■ **What to produce**
Copy out the lines from the line containing "iba1-cluster-dot <box>53 129 58 134</box>" to the line containing "iba1-signal-dot <box>96 104 99 106</box>", keeping each one exactly as it appears.

■ **Material supplied**
++++++
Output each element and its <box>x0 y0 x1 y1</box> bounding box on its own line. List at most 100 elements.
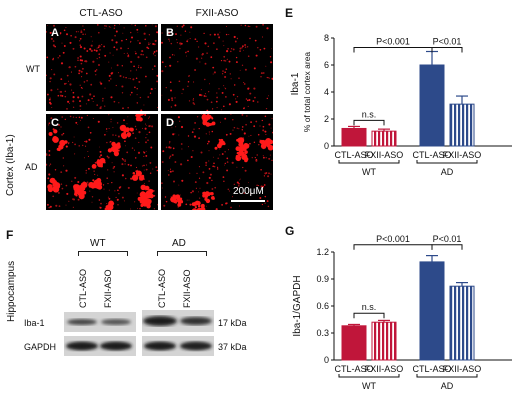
iba1-cluster-dot <box>53 129 58 134</box>
iba1-cluster-dot <box>214 146 218 150</box>
iba1-cluster-dot <box>201 114 208 121</box>
iba1-signal-dot <box>104 27 106 29</box>
iba1-signal-dot <box>177 61 179 63</box>
iba1-signal-dot <box>68 102 71 104</box>
iba1-cluster-dot <box>176 198 180 201</box>
iba1-signal-dot <box>204 93 206 95</box>
iba1-signal-dot <box>134 86 136 89</box>
iba1-signal-dot <box>224 151 226 153</box>
iba1-signal-dot <box>87 151 89 152</box>
iba1-signal-dot <box>114 34 116 37</box>
iba1-signal-dot <box>96 104 99 106</box>
iba1-cluster-dot <box>268 139 273 145</box>
iba1-signal-dot <box>163 204 166 207</box>
iba1-signal-dot <box>122 76 125 78</box>
iba1-signal-dot <box>193 135 197 138</box>
iba1-signal-dot <box>205 133 207 135</box>
iba1-signal-dot <box>70 71 72 73</box>
iba1-signal-dot <box>180 143 183 145</box>
iba1-signal-dot <box>239 178 241 180</box>
iba1-signal-dot <box>75 116 77 119</box>
band-label-iba1: Iba-1 <box>24 318 45 328</box>
iba1-signal-dot <box>66 108 68 110</box>
iba1-signal-dot <box>199 187 201 189</box>
iba1-signal-dot <box>62 51 65 54</box>
iba1-signal-dot <box>136 192 138 194</box>
iba1-signal-dot <box>216 107 218 109</box>
iba1-cluster-dot <box>204 193 209 199</box>
iba1-signal-dot <box>49 80 51 83</box>
iba1-signal-dot <box>138 42 141 45</box>
iba1-signal-dot <box>112 54 114 56</box>
iba1-signal-dot <box>100 202 102 205</box>
iba1-signal-dot <box>178 80 181 83</box>
iba1-signal-dot <box>143 32 146 35</box>
group-bracket-1 <box>338 374 400 378</box>
iba1-signal-dot <box>220 109 223 111</box>
iba1-signal-dot <box>169 64 172 67</box>
iba1-signal-dot <box>82 33 84 36</box>
iba1-signal-dot <box>270 127 272 129</box>
iba1-cluster-dot <box>91 184 96 189</box>
iba1-signal-dot <box>196 40 198 43</box>
iba1-signal-dot <box>170 106 173 108</box>
iba1-signal-dot <box>71 89 73 91</box>
iba1-signal-dot <box>79 100 81 103</box>
iba1-cluster-dot <box>49 177 56 184</box>
iba1-signal-dot <box>57 88 59 90</box>
iba1-signal-dot <box>212 156 214 158</box>
iba1-signal-dot <box>130 40 132 43</box>
iba1-signal-dot <box>168 38 170 40</box>
iba1-signal-dot <box>49 31 52 34</box>
iba1-signal-dot <box>138 64 140 66</box>
iba1-signal-dot <box>268 95 270 97</box>
iba1-signal-dot <box>136 28 139 31</box>
iba1-signal-dot <box>239 179 241 181</box>
iba1-signal-dot <box>153 51 156 53</box>
iba1-signal-dot <box>243 107 245 110</box>
iba1-signal-dot <box>79 44 81 46</box>
iba1-signal-dot <box>181 25 184 28</box>
iba1-signal-dot <box>98 146 100 148</box>
iba1-signal-dot <box>169 40 170 42</box>
iba1-signal-dot <box>262 129 265 132</box>
iba1-cluster-dot <box>93 164 97 168</box>
iba1-signal-dot <box>58 205 61 207</box>
iba1-signal-dot <box>155 50 158 52</box>
iba1-signal-dot <box>137 66 140 68</box>
iba1-cluster-dot <box>96 178 102 183</box>
iba1-signal-dot <box>161 187 163 189</box>
iba1-signal-dot <box>107 196 109 198</box>
micrograph-texture <box>161 114 273 210</box>
iba1-signal-dot <box>132 132 134 134</box>
iba1-signal-dot <box>85 169 88 172</box>
iba1-signal-dot <box>171 127 173 129</box>
iba1-cluster-dot <box>76 187 80 192</box>
iba1-signal-dot <box>181 179 184 182</box>
iba1-signal-dot <box>53 73 56 76</box>
iba1-signal-dot <box>108 197 111 200</box>
iba1-signal-dot <box>164 196 167 198</box>
iba1-signal-dot <box>65 184 68 187</box>
iba1-signal-dot <box>179 120 181 122</box>
iba1-signal-dot <box>254 157 256 159</box>
iba1-signal-dot <box>82 25 84 27</box>
iba1-signal-dot <box>48 122 51 125</box>
iba1-signal-dot <box>241 129 243 131</box>
iba1-signal-dot <box>72 116 75 118</box>
x-tick-label-3: CTL-ASO <box>412 364 451 374</box>
iba1-cluster-dot <box>113 143 117 148</box>
iba1-signal-dot <box>130 41 132 43</box>
iba1-signal-dot <box>108 61 110 63</box>
iba1-signal-dot <box>213 165 215 167</box>
iba1-signal-dot <box>112 127 114 129</box>
micrograph-b: B <box>161 24 273 111</box>
iba1-signal-dot <box>187 50 189 53</box>
iba1-signal-dot <box>198 166 200 168</box>
iba1-signal-dot <box>92 60 95 63</box>
iba1-signal-dot <box>121 174 124 177</box>
iba1-signal-dot <box>267 205 270 208</box>
iba1-signal-dot <box>149 172 152 174</box>
iba1-signal-dot <box>108 114 110 116</box>
iba1-signal-dot <box>169 141 171 143</box>
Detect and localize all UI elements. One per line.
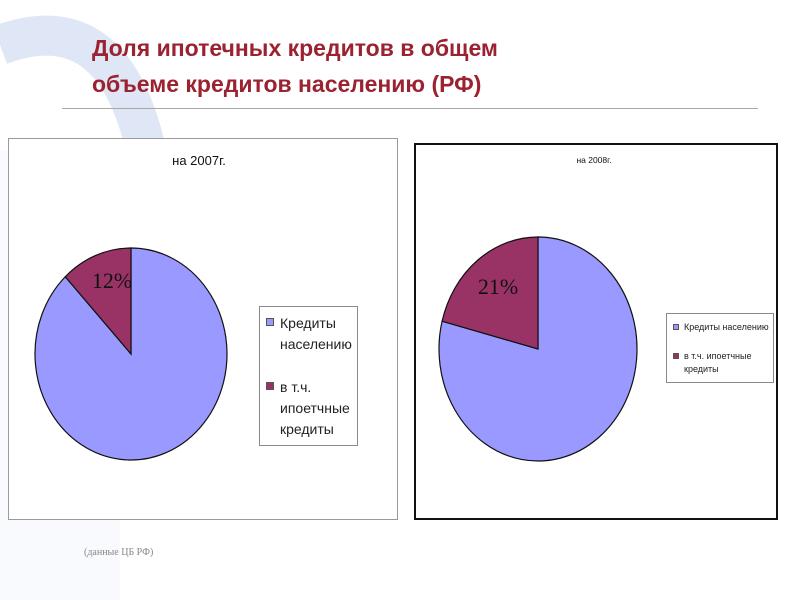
chart-2008-legend-label-1: Кредиты населению <box>684 322 769 332</box>
legend-swatch <box>673 353 679 359</box>
chart-2008-legend-item-1: Кредиты населению <box>673 321 769 334</box>
legend-swatch <box>266 382 274 390</box>
legend-swatch <box>673 324 679 330</box>
source-note: (данные ЦБ РФ) <box>84 547 154 558</box>
chart-2008-legend-label-2: в т.ч. ипоетчные кредиты <box>684 351 752 374</box>
chart-2007-plot: на 2007г. 12% <box>34 153 228 461</box>
pie-slice-1 <box>438 236 638 462</box>
legend-swatch <box>266 318 274 326</box>
chart-2007-legend-item-2: в т.ч. ипоетчные кредиты <box>266 377 353 440</box>
slide-title-line-1: Доля ипотечных кредитов в общем <box>92 35 498 61</box>
chart-2007-legend: Кредиты населению в т.ч. ипоетчные креди… <box>259 306 358 446</box>
chart-2008-legend: Кредиты населению в т.ч. ипоетчные креди… <box>666 313 774 383</box>
title-divider <box>62 108 758 109</box>
chart-2007-slices <box>34 247 228 461</box>
chart-2008-plot: на 2008г. 21% <box>438 155 638 462</box>
pie-slice-2 <box>64 247 132 356</box>
slide-title-line-2: объеме кредитов населению (РФ) <box>92 71 482 97</box>
chart-2007-percent-label: 12% <box>92 268 132 293</box>
chart-2007-frame: на 2007г. 12% Кредиты населению в т.ч. и… <box>8 138 398 520</box>
chart-2007-legend-item-1: Кредиты населению <box>266 313 353 355</box>
chart-2007-title: на 2007г. <box>172 153 226 168</box>
chart-2008-title: на 2008г. <box>576 155 611 165</box>
slide-title: Доля ипотечных кредитов в общем объеме к… <box>92 30 732 102</box>
chart-2008-frame: на 2008г. 21% Кредиты населению в т.ч. и… <box>414 143 778 520</box>
chart-2007-legend-label-1: Кредиты населению <box>280 315 352 352</box>
pie-slice-2 <box>441 236 539 350</box>
chart-2008-slices <box>438 236 638 462</box>
chart-2008-percent-label: 21% <box>478 274 518 299</box>
chart-2008-legend-item-2: в т.ч. ипоетчные кредиты <box>673 350 769 376</box>
chart-2007-legend-label-2: в т.ч. ипоетчные кредиты <box>280 379 350 437</box>
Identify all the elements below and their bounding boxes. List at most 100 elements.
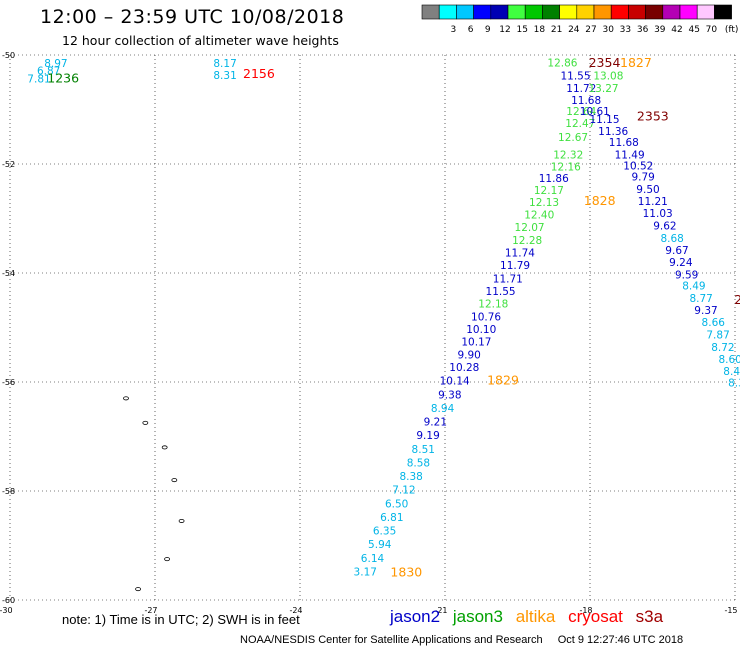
++++++
■ **Completed task**
iba1-cluster-dot <box>53 129 58 134</box>
iba1-cluster-dot <box>214 146 218 150</box>
iba1-cluster-dot <box>201 114 208 121</box>
iba1-signal-dot <box>104 27 106 29</box>
iba1-signal-dot <box>177 61 179 63</box>
iba1-signal-dot <box>68 102 71 104</box>
iba1-cluster-dot <box>176 198 180 201</box>
iba1-signal-dot <box>204 93 206 95</box>
iba1-signal-dot <box>134 86 136 89</box>
iba1-signal-dot <box>224 151 226 153</box>
iba1-signal-dot <box>87 151 89 152</box>
iba1-signal-dot <box>114 34 116 37</box>
iba1-signal-dot <box>96 104 99 106</box>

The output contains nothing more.